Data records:

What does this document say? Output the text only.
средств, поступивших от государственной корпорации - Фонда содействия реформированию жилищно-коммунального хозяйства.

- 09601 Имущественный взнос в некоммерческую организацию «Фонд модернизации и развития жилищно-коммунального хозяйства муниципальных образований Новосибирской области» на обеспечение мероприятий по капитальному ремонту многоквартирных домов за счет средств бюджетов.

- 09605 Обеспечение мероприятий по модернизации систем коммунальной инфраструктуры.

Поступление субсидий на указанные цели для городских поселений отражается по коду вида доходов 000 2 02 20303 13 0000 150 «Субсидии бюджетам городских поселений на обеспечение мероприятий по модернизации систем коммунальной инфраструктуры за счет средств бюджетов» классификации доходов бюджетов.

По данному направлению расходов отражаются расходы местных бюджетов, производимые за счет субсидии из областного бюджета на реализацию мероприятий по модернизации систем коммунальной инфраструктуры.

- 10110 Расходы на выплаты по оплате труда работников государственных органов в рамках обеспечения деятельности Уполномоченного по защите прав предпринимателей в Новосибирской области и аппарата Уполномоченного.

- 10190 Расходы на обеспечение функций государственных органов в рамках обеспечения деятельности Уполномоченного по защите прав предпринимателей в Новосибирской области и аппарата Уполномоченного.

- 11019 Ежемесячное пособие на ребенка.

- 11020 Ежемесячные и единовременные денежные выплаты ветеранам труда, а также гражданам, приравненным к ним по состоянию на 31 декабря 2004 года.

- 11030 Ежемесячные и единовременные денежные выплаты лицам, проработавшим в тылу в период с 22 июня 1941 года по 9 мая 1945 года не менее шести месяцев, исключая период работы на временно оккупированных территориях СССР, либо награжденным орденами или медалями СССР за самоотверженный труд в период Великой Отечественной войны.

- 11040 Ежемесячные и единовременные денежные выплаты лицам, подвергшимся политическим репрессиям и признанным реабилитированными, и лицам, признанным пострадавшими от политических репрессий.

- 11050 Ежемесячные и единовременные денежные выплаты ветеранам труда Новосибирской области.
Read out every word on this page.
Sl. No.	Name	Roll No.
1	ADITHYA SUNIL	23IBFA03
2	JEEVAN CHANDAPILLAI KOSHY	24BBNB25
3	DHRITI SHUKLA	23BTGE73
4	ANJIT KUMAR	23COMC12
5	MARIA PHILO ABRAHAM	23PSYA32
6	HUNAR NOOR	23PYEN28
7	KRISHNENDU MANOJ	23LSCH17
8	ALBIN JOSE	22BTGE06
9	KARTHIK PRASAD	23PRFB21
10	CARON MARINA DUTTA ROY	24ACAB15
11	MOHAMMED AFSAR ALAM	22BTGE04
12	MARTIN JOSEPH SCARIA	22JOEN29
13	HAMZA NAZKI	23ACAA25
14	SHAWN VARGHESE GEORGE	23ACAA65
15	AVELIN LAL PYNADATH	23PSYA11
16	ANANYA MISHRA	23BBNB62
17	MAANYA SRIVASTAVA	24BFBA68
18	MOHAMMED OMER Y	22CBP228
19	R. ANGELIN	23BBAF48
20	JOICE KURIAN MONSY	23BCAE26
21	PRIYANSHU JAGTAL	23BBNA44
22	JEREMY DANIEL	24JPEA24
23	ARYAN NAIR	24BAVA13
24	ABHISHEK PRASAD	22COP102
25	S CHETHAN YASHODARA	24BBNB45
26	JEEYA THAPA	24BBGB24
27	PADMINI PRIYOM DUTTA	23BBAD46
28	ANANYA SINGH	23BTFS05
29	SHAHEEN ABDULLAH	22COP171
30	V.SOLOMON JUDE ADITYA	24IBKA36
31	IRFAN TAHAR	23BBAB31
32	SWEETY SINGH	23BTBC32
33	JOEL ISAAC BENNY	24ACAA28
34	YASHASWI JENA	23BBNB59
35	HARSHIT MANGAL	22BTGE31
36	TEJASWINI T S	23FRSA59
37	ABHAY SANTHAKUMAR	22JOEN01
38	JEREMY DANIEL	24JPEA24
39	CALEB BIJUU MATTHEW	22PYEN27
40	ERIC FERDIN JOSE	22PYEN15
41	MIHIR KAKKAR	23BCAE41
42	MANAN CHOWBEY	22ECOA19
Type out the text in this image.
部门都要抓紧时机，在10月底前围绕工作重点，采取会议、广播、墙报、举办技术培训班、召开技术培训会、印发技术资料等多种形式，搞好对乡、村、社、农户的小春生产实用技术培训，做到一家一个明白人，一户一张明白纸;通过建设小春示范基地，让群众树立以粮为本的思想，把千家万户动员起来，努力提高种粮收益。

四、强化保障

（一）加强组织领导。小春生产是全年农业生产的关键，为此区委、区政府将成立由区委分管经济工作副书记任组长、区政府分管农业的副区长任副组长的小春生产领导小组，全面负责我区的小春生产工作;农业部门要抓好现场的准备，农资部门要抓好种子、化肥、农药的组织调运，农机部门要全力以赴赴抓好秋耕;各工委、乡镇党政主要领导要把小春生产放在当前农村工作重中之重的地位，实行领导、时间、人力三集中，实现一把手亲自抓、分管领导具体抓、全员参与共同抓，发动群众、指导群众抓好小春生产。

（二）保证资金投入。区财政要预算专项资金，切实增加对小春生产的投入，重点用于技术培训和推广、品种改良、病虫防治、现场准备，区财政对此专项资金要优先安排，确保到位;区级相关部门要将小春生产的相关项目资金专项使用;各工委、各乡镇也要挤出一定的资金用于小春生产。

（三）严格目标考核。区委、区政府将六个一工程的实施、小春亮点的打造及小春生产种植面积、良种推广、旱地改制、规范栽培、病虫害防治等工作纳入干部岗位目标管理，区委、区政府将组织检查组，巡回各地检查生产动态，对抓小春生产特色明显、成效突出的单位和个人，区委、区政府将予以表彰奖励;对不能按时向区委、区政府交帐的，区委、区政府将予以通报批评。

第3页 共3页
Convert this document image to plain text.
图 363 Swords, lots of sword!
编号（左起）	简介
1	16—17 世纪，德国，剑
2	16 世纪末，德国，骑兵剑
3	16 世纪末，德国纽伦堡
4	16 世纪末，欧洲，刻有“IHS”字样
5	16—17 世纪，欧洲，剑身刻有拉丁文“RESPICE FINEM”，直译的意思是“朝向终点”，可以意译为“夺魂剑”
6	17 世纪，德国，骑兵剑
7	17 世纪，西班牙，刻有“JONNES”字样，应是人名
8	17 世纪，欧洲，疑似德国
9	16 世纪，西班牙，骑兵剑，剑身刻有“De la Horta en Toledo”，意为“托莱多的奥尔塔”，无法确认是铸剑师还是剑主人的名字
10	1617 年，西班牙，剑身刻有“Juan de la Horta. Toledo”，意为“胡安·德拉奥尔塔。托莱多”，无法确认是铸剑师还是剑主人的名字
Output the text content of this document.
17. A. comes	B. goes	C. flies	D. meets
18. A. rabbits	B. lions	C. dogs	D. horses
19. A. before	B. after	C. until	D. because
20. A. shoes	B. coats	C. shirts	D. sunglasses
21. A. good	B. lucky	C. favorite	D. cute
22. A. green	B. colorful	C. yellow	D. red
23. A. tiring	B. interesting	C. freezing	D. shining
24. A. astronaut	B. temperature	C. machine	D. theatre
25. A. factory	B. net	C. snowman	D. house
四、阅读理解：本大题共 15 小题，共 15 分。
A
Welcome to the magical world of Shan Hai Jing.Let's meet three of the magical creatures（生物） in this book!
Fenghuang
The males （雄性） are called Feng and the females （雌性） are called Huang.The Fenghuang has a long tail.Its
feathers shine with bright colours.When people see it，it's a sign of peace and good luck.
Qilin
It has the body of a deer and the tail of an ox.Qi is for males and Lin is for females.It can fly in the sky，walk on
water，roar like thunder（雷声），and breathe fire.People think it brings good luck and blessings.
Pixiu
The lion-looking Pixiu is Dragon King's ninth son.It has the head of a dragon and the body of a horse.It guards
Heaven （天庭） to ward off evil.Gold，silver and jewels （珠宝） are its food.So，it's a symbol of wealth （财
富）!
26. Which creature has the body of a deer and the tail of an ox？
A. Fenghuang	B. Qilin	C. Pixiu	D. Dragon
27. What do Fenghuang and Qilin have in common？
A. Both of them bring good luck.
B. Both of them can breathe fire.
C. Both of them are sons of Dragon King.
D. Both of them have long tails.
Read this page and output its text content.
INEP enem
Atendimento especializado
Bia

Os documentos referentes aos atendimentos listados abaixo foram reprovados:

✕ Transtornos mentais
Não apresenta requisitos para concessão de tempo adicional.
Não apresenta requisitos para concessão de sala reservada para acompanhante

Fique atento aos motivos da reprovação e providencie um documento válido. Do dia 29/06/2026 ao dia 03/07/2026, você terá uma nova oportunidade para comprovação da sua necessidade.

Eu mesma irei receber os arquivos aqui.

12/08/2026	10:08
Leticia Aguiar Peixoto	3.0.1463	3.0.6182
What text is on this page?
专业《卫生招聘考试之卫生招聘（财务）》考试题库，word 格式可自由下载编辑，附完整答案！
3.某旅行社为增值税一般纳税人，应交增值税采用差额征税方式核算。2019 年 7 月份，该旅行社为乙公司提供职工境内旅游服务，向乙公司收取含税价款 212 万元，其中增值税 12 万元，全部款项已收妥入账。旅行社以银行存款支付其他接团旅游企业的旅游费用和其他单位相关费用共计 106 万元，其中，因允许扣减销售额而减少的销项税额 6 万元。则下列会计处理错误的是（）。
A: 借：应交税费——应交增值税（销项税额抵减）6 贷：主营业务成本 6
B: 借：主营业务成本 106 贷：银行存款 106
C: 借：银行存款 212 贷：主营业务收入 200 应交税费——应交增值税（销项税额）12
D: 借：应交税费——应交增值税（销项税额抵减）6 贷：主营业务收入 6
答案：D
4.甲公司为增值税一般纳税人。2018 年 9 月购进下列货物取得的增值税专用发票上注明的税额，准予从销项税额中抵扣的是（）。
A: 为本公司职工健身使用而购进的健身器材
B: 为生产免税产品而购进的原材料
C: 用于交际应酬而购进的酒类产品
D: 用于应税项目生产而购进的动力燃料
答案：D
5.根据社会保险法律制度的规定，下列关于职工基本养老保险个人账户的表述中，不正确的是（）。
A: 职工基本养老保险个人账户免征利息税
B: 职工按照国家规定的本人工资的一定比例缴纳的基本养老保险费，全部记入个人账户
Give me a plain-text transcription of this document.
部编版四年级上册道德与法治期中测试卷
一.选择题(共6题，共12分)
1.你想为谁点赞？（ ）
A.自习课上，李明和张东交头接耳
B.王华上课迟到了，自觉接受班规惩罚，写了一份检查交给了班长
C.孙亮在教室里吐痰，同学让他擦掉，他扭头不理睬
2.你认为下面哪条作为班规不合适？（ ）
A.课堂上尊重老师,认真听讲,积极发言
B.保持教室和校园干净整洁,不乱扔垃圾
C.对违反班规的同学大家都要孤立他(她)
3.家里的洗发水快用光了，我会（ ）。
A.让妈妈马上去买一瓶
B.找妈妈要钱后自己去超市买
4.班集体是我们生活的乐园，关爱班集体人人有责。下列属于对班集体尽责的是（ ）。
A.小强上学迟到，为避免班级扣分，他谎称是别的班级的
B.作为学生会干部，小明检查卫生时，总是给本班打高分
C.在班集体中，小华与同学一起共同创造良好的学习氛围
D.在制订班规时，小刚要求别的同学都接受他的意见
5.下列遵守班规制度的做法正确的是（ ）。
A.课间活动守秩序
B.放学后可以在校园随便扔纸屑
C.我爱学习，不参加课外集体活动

* **BRIEF**
State the count of lines that contain the string "content". Nothing else is needed.

* **THE REPLY**
2